Given task
Exclude the pictures, then copy all remaining records exactly.

Records for the task
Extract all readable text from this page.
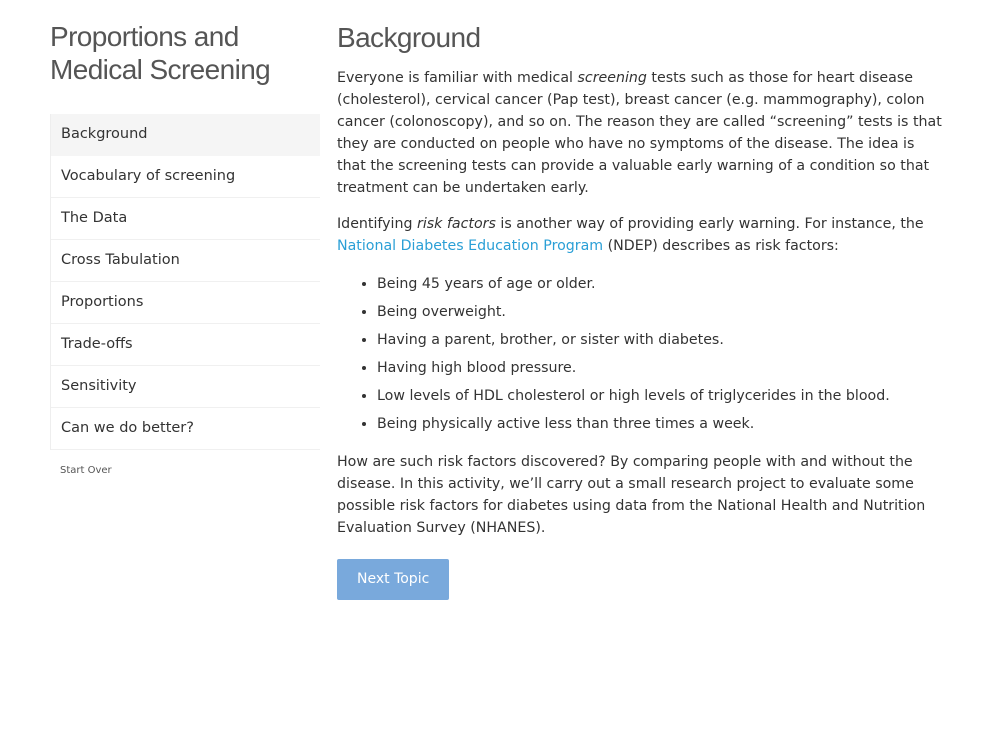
Proportions and Medical Screening
Background
Vocabulary of screening
The Data
Cross Tabulation
Proportions
Trade-offs
Sensitivity
Can we do better?
Start Over
Background

Everyone is familiar with medical screening tests such as those for heart disease (cholesterol), cervical cancer (Pap test), breast cancer (e.g. mammography), colon cancer (colonoscopy), and so on. The reason they are called “screening” tests is that they are conducted on people who have no symptoms of the disease. The idea is that the screening tests can provide a valuable early warning of a condition so that treatment can be undertaken early.

Identifying risk factors is another way of providing early warning. For instance, the National Diabetes Education Program (NDEP) describes as risk factors:

• Being 45 years of age or older.
• Being overweight.
• Having a parent, brother, or sister with diabetes.
• Having high blood pressure.
• Low levels of HDL cholesterol or high levels of triglycerides in the blood.
• Being physically active less than three times a week.

How are such risk factors discovered? By comparing people with and without the disease. In this activity, we’ll carry out a small research project to evaluate some possible risk factors for diabetes using data from the National Health and Nutrition Evaluation Survey (NHANES).

Next Topic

Correct output
Extract all readable text from this page.
Proportions and Medical Screening
Background
Vocabulary of screening
The Data
Cross Tabulation
Proportions
Trade-offs
Sensitivity
Can we do better?
Start Over
Background

Everyone is familiar with medical screening tests such as those for heart disease (cholesterol), cervical cancer (Pap test), breast cancer (e.g. mammography), colon cancer (colonoscopy), and so on. The reason they are called “screening” tests is that they are conducted on people who have no symptoms of the disease. The idea is that the screening tests can provide a valuable early warning of a condition so that treatment can be undertaken early.

Identifying risk factors is another way of providing early warning. For instance, the National Diabetes Education Program (NDEP) describes as risk factors:

• Being 45 years of age or older.
• Being overweight.
• Having a parent, brother, or sister with diabetes.
• Having high blood pressure.
• Low levels of HDL cholesterol or high levels of triglycerides in the blood.
• Being physically active less than three times a week.

How are such risk factors discovered? By comparing people with and without the disease. In this activity, we’ll carry out a small research project to evaluate some possible risk factors for diabetes using data from the National Health and Nutrition Evaluation Survey (NHANES).

Next Topic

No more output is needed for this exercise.